- [Dataset extract]
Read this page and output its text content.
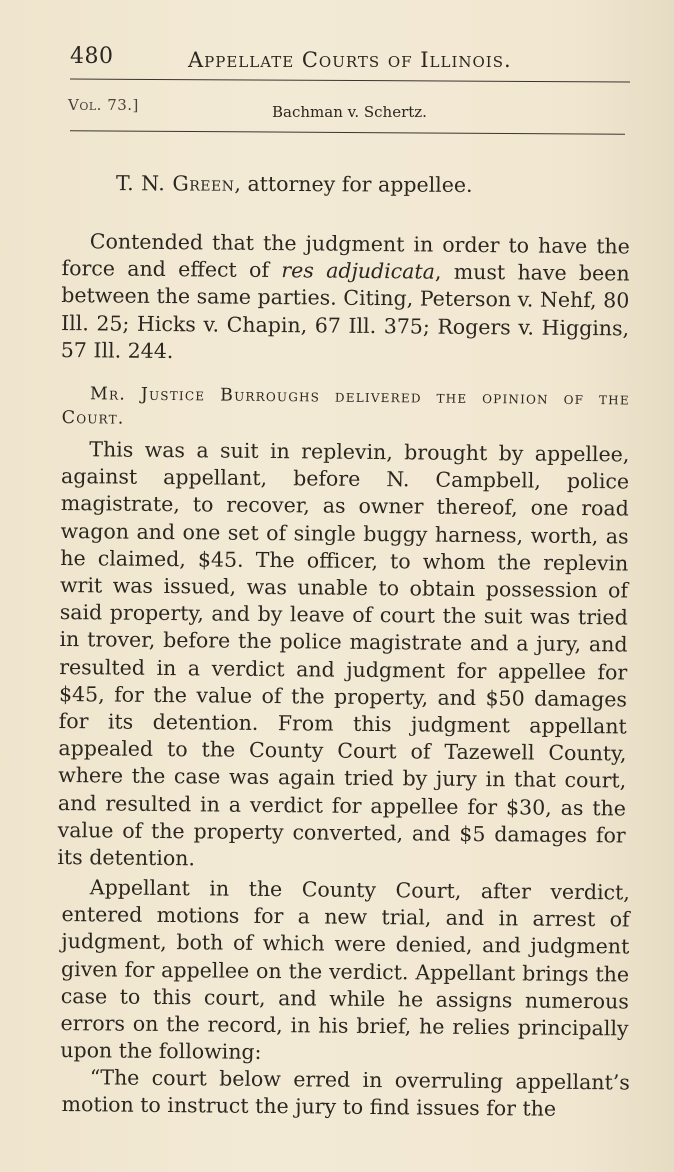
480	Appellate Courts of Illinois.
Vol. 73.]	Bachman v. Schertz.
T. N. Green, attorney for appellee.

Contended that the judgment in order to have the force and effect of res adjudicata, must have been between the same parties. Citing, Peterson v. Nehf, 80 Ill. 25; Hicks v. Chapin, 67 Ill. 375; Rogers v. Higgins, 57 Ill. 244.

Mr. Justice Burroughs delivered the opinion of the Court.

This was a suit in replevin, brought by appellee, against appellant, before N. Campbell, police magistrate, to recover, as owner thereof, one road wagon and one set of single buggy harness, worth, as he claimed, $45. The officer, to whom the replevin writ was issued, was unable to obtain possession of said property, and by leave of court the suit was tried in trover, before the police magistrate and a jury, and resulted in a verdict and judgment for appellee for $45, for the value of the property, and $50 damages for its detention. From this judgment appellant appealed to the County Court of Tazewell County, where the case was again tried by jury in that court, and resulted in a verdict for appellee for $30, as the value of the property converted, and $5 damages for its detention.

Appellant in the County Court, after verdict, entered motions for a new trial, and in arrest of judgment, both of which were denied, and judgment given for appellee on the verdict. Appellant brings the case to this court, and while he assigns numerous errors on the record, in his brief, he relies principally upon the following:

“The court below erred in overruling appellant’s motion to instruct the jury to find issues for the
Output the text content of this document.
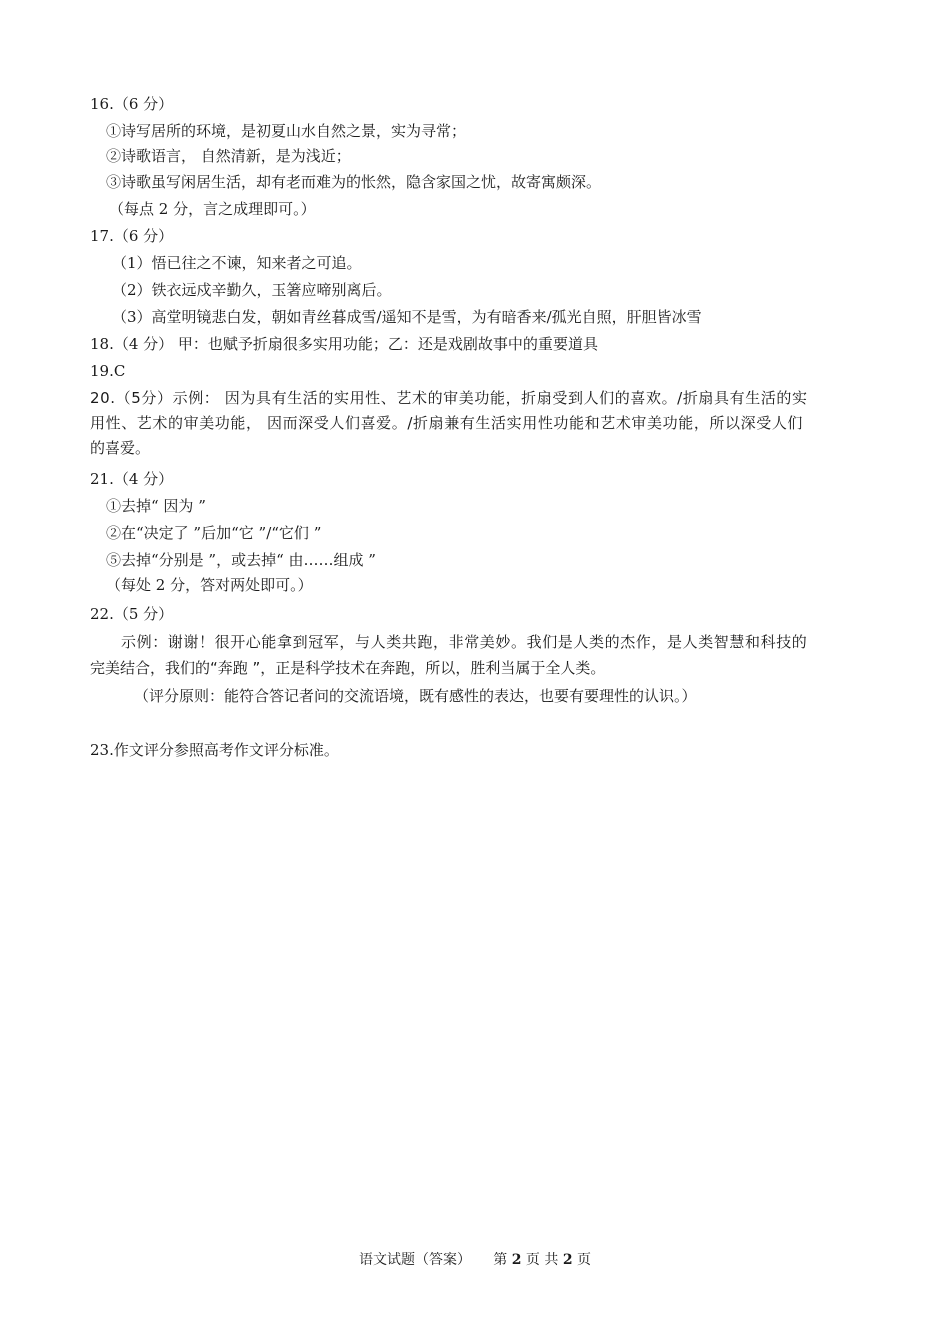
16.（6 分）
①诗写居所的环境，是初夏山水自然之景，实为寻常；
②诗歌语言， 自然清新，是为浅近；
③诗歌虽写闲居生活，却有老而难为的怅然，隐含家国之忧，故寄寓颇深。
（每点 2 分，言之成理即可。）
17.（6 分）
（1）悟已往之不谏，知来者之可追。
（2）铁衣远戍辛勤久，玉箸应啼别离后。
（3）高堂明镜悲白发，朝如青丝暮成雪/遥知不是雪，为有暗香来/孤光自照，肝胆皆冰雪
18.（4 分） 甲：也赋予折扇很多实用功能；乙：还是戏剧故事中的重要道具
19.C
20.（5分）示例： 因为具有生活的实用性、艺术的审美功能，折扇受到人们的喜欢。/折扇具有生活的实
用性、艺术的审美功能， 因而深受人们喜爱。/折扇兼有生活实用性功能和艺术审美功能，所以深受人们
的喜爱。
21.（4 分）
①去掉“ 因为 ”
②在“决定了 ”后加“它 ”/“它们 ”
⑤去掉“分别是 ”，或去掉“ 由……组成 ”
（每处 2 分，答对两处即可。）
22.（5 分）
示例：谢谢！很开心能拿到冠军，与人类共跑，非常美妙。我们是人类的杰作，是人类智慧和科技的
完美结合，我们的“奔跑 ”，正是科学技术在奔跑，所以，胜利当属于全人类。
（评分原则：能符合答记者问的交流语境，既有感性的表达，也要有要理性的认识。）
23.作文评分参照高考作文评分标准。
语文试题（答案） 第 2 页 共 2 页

- [What to do] Retype only the lines from the one with "Output the text content of this document." through the final line of the entries, please, and keep the pictures out.

- [Exercise output]
Output the text content of this document.
16.（6 分）
①诗写居所的环境，是初夏山水自然之景，实为寻常；
②诗歌语言， 自然清新，是为浅近；
③诗歌虽写闲居生活，却有老而难为的怅然，隐含家国之忧，故寄寓颇深。
（每点 2 分，言之成理即可。）
17.（6 分）
（1）悟已往之不谏，知来者之可追。
（2）铁衣远戍辛勤久，玉箸应啼别离后。
（3）高堂明镜悲白发，朝如青丝暮成雪/遥知不是雪，为有暗香来/孤光自照，肝胆皆冰雪
18.（4 分） 甲：也赋予折扇很多实用功能；乙：还是戏剧故事中的重要道具
19.C
20.（5分）示例： 因为具有生活的实用性、艺术的审美功能，折扇受到人们的喜欢。/折扇具有生活的实
用性、艺术的审美功能， 因而深受人们喜爱。/折扇兼有生活实用性功能和艺术审美功能，所以深受人们
的喜爱。
21.（4 分）
①去掉“ 因为 ”
②在“决定了 ”后加“它 ”/“它们 ”
⑤去掉“分别是 ”，或去掉“ 由……组成 ”
（每处 2 分，答对两处即可。）
22.（5 分）
示例：谢谢！很开心能拿到冠军，与人类共跑，非常美妙。我们是人类的杰作，是人类智慧和科技的
完美结合，我们的“奔跑 ”，正是科学技术在奔跑，所以，胜利当属于全人类。
（评分原则：能符合答记者问的交流语境，既有感性的表达，也要有要理性的认识。）
23.作文评分参照高考作文评分标准。
语文试题（答案） 第 2 页 共 2 页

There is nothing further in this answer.